## Challenge
Copy out all the entries word for word.

─── Listed records ───

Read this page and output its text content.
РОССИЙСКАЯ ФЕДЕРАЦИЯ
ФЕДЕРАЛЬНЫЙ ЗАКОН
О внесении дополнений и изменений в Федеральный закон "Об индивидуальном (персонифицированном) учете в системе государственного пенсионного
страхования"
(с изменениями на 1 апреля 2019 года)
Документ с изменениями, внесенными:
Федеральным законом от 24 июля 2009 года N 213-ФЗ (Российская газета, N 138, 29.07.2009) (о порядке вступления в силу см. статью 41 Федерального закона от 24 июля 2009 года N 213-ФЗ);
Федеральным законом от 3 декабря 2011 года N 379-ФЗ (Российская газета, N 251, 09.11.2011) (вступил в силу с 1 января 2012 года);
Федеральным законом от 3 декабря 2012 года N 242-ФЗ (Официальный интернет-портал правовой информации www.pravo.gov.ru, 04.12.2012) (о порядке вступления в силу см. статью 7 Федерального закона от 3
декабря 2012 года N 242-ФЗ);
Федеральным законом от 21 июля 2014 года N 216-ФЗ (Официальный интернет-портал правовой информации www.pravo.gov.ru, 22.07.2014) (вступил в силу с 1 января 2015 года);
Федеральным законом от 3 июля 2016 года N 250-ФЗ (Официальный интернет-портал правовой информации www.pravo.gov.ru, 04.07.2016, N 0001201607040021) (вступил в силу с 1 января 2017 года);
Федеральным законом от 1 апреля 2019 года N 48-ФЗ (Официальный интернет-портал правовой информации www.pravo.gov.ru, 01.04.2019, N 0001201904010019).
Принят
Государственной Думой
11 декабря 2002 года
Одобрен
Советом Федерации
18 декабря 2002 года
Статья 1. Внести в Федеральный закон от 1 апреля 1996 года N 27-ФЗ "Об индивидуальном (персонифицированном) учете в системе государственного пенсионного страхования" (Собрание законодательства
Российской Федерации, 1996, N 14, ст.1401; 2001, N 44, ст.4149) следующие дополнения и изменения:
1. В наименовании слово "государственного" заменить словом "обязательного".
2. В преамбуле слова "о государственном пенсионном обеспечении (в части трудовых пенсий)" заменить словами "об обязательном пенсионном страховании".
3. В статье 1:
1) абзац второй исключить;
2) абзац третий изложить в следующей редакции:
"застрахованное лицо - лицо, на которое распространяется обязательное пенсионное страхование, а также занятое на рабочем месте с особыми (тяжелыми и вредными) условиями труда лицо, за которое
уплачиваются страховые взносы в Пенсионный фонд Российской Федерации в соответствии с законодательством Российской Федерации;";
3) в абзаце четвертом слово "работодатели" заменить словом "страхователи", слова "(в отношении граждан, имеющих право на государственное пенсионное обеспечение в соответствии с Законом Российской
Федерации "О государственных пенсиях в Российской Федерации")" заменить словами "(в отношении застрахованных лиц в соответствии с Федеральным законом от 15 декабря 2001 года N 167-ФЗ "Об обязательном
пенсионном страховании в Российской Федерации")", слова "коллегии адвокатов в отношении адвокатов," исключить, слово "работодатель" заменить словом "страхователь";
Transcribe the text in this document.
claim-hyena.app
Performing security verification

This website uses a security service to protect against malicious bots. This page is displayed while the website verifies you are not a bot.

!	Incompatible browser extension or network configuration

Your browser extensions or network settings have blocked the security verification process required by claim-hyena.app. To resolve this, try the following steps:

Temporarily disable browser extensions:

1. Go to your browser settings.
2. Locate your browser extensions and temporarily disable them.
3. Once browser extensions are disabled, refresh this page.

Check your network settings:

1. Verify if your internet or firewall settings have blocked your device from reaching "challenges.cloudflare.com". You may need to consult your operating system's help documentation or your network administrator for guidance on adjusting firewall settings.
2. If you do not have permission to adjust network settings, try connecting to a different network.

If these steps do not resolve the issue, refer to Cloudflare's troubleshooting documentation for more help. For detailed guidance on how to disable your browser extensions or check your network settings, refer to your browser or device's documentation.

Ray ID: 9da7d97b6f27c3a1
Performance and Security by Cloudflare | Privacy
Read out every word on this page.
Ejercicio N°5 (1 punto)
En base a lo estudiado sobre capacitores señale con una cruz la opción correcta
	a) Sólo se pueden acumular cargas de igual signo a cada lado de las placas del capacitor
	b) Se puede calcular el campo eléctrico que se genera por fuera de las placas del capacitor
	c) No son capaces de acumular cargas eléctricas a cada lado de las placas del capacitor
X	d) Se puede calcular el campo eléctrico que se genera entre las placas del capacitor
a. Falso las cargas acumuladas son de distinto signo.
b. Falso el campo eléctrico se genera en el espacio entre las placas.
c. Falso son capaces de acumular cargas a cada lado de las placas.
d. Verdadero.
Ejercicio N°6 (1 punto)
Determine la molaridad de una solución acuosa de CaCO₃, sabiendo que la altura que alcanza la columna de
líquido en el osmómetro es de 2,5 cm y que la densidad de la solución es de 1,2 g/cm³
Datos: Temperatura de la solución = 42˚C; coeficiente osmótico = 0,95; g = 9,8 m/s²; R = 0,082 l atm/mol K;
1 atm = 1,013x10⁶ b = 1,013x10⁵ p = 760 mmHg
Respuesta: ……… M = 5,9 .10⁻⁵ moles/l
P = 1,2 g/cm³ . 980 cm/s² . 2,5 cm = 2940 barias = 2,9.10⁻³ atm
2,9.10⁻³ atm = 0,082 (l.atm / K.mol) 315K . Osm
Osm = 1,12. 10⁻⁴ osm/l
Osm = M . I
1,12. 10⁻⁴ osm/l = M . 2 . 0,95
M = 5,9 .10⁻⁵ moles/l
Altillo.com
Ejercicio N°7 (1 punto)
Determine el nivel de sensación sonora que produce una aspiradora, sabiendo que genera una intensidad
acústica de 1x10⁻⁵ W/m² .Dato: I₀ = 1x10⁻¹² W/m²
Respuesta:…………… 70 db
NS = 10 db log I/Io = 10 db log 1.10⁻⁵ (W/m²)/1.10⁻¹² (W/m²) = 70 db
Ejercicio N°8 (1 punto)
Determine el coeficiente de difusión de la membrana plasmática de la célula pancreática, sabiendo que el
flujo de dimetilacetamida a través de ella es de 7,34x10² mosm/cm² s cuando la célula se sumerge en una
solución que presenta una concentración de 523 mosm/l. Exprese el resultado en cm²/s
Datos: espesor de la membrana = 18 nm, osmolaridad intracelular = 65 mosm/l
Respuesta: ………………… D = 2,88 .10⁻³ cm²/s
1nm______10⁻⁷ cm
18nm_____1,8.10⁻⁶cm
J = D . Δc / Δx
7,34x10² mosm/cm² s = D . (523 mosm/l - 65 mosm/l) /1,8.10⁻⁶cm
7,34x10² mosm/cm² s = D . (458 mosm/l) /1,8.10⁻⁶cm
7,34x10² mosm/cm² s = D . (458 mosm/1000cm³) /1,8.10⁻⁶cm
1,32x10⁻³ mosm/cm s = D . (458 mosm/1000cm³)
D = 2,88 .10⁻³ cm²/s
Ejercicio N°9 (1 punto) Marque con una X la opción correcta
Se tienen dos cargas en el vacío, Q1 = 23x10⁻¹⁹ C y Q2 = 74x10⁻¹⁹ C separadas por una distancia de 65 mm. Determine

───

## Worked answer
Read this page and output its text content.
РОССИЙСКАЯ ФЕДЕРАЦИЯ
ФЕДЕРАЛЬНЫЙ ЗАКОН
О внесении дополнений и изменений в Федеральный закон "Об индивидуальном (персонифицированном) учете в системе государственного пенсионного
страхования"
(с изменениями на 1 апреля 2019 года)
Документ с изменениями, внесенными:
Федеральным законом от 24 июля 2009 года N 213-ФЗ (Российская газета, N 138, 29.07.2009) (о порядке вступления в силу см. статью 41 Федерального закона от 24 июля 2009 года N 213-ФЗ);
Федеральным законом от 3 декабря 2011 года N 379-ФЗ (Российская газета, N 251, 09.11.2011) (вступил в силу с 1 января 2012 года);
Федеральным законом от 3 декабря 2012 года N 242-ФЗ (Официальный интернет-портал правовой информации www.pravo.gov.ru, 04.12.2012) (о порядке вступления в силу см. статью 7 Федерального закона от 3
декабря 2012 года N 242-ФЗ);
Федеральным законом от 21 июля 2014 года N 216-ФЗ (Официальный интернет-портал правовой информации www.pravo.gov.ru, 22.07.2014) (вступил в силу с 1 января 2015 года);
Федеральным законом от 3 июля 2016 года N 250-ФЗ (Официальный интернет-портал правовой информации www.pravo.gov.ru, 04.07.2016, N 0001201607040021) (вступил в силу с 1 января 2017 года);
Федеральным законом от 1 апреля 2019 года N 48-ФЗ (Официальный интернет-портал правовой информации www.pravo.gov.ru, 01.04.2019, N 0001201904010019).
Принят
Государственной Думой
11 декабря 2002 года
Одобрен
Советом Федерации
18 декабря 2002 года
Статья 1. Внести в Федеральный закон от 1 апреля 1996 года N 27-ФЗ "Об индивидуальном (персонифицированном) учете в системе государственного пенсионного страхования" (Собрание законодательства
Российской Федерации, 1996, N 14, ст.1401; 2001, N 44, ст.4149) следующие дополнения и изменения:
1. В наименовании слово "государственного" заменить словом "обязательного".
2. В преамбуле слова "о государственном пенсионном обеспечении (в части трудовых пенсий)" заменить словами "об обязательном пенсионном страховании".
3. В статье 1:
1) абзац второй исключить;
2) абзац третий изложить в следующей редакции:
"застрахованное лицо - лицо, на которое распространяется обязательное пенсионное страхование, а также занятое на рабочем месте с особыми (тяжелыми и вредными) условиями труда лицо, за которое
уплачиваются страховые взносы в Пенсионный фонд Российской Федерации в соответствии с законодательством Российской Федерации;";
3) в абзаце четвертом слово "работодатели" заменить словом "страхователи", слова "(в отношении граждан, имеющих право на государственное пенсионное обеспечение в соответствии с Законом Российской
Федерации "О государственных пенсиях в Российской Федерации")" заменить словами "(в отношении застрахованных лиц в соответствии с Федеральным законом от 15 декабря 2001 года N 167-ФЗ "Об обязательном
пенсионном страховании в Российской Федерации")", слова "коллегии адвокатов в отношении адвокатов," исключить, слово "работодатель" заменить словом "страхователь";
Transcribe the text in this document.
claim-hyena.app
Performing security verification

This website uses a security service to protect against malicious bots. This page is displayed while the website verifies you are not a bot.

!	Incompatible browser extension or network configuration

Your browser extensions or network settings have blocked the security verification process required by claim-hyena.app. To resolve this, try the following steps:

Temporarily disable browser extensions:

1. Go to your browser settings.
2. Locate your browser extensions and temporarily disable them.
3. Once browser extensions are disabled, refresh this page.

Check your network settings:

1. Verify if your internet or firewall settings have blocked your device from reaching "challenges.cloudflare.com". You may need to consult your operating system's help documentation or your network administrator for guidance on adjusting firewall settings.
2. If you do not have permission to adjust network settings, try connecting to a different network.

If these steps do not resolve the issue, refer to Cloudflare's troubleshooting documentation for more help. For detailed guidance on how to disable your browser extensions or check your network settings, refer to your browser or device's documentation.

Ray ID: 9da7d97b6f27c3a1
Performance and Security by Cloudflare | Privacy
Read out every word on this page.
Ejercicio N°5 (1 punto)
En base a lo estudiado sobre capacitores señale con una cruz la opción correcta
	a) Sólo se pueden acumular cargas de igual signo a cada lado de las placas del capacitor
	b) Se puede calcular el campo eléctrico que se genera por fuera de las placas del capacitor
	c) No son capaces de acumular cargas eléctricas a cada lado de las placas del capacitor
X	d) Se puede calcular el campo eléctrico que se genera entre las placas del capacitor
a. Falso las cargas acumuladas son de distinto signo.
b. Falso el campo eléctrico se genera en el espacio entre las placas.
c. Falso son capaces de acumular cargas a cada lado de las placas.
d. Verdadero.
Ejercicio N°6 (1 punto)
Determine la molaridad de una solución acuosa de CaCO₃, sabiendo que la altura que alcanza la columna de
líquido en el osmómetro es de 2,5 cm y que la densidad de la solución es de 1,2 g/cm³
Datos: Temperatura de la solución = 42˚C; coeficiente osmótico = 0,95; g = 9,8 m/s²; R = 0,082 l atm/mol K;
1 atm = 1,013x10⁶ b = 1,013x10⁵ p = 760 mmHg
Respuesta: ……… M = 5,9 .10⁻⁵ moles/l
P = 1,2 g/cm³ . 980 cm/s² . 2,5 cm = 2940 barias = 2,9.10⁻³ atm
2,9.10⁻³ atm = 0,082 (l.atm / K.mol) 315K . Osm
Osm = 1,12. 10⁻⁴ osm/l
Osm = M . I
1,12. 10⁻⁴ osm/l = M . 2 . 0,95
M = 5,9 .10⁻⁵ moles/l
Altillo.com
Ejercicio N°7 (1 punto)
Determine el nivel de sensación sonora que produce una aspiradora, sabiendo que genera una intensidad
acústica de 1x10⁻⁵ W/m² .Dato: I₀ = 1x10⁻¹² W/m²
Respuesta:…………… 70 db
NS = 10 db log I/Io = 10 db log 1.10⁻⁵ (W/m²)/1.10⁻¹² (W/m²) = 70 db
Ejercicio N°8 (1 punto)
Determine el coeficiente de difusión de la membrana plasmática de la célula pancreática, sabiendo que el
flujo de dimetilacetamida a través de ella es de 7,34x10² mosm/cm² s cuando la célula se sumerge en una
solución que presenta una concentración de 523 mosm/l. Exprese el resultado en cm²/s
Datos: espesor de la membrana = 18 nm, osmolaridad intracelular = 65 mosm/l
Respuesta: ………………… D = 2,88 .10⁻³ cm²/s
1nm______10⁻⁷ cm
18nm_____1,8.10⁻⁶cm
J = D . Δc / Δx
7,34x10² mosm/cm² s = D . (523 mosm/l - 65 mosm/l) /1,8.10⁻⁶cm
7,34x10² mosm/cm² s = D . (458 mosm/l) /1,8.10⁻⁶cm
7,34x10² mosm/cm² s = D . (458 mosm/1000cm³) /1,8.10⁻⁶cm
1,32x10⁻³ mosm/cm s = D . (458 mosm/1000cm³)
D = 2,88 .10⁻³ cm²/s
Ejercicio N°9 (1 punto) Marque con una X la opción correcta
Se tienen dos cargas en el vacío, Q1 = 23x10⁻¹⁹ C y Q2 = 74x10⁻¹⁹ C separadas por una distancia de 65 mm. Determine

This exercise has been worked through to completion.